#### [BRIEF]
Identify each line in the records below that contains the word "JSON", and copy it.

----

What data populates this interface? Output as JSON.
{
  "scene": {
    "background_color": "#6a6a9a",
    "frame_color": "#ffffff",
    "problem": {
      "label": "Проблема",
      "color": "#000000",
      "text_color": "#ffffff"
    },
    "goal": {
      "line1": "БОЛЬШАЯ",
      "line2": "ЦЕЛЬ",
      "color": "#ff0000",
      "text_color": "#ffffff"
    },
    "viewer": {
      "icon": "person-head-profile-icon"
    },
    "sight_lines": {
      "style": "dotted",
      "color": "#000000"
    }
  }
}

----

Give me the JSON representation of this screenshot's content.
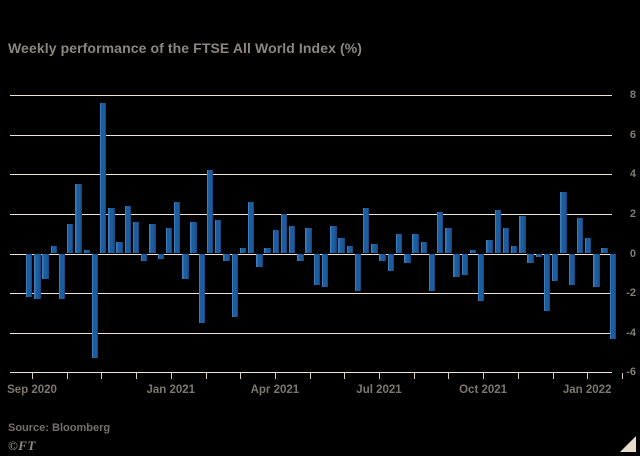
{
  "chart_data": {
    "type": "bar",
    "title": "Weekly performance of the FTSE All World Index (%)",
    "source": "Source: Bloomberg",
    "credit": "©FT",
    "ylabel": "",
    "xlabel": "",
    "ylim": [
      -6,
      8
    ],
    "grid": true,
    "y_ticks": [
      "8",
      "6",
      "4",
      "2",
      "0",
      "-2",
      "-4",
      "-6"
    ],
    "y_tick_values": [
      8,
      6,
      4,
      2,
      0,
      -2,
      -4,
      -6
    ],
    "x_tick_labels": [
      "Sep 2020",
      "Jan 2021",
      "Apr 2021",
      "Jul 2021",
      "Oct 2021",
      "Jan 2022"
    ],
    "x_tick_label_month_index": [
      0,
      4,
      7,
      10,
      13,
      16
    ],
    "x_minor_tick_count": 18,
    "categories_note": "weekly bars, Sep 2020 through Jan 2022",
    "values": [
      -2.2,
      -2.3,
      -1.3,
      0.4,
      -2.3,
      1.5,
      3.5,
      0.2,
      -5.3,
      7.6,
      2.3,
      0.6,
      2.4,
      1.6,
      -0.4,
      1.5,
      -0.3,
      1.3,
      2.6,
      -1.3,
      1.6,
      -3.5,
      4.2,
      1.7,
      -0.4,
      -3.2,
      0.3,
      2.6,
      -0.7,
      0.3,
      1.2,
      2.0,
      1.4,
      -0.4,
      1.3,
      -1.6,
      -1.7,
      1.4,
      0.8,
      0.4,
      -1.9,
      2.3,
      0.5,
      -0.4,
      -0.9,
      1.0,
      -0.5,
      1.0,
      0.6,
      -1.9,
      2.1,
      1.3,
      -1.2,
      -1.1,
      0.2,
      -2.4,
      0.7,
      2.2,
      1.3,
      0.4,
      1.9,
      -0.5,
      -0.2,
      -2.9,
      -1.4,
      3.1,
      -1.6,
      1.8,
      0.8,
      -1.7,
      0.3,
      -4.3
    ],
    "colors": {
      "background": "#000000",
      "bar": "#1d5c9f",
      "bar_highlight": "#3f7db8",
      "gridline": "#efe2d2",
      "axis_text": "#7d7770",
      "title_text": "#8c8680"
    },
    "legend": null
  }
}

----

#### [TASK ANSWER]
What data populates this interface? Output as JSON.
Give me the JSON representation of this screenshot's content.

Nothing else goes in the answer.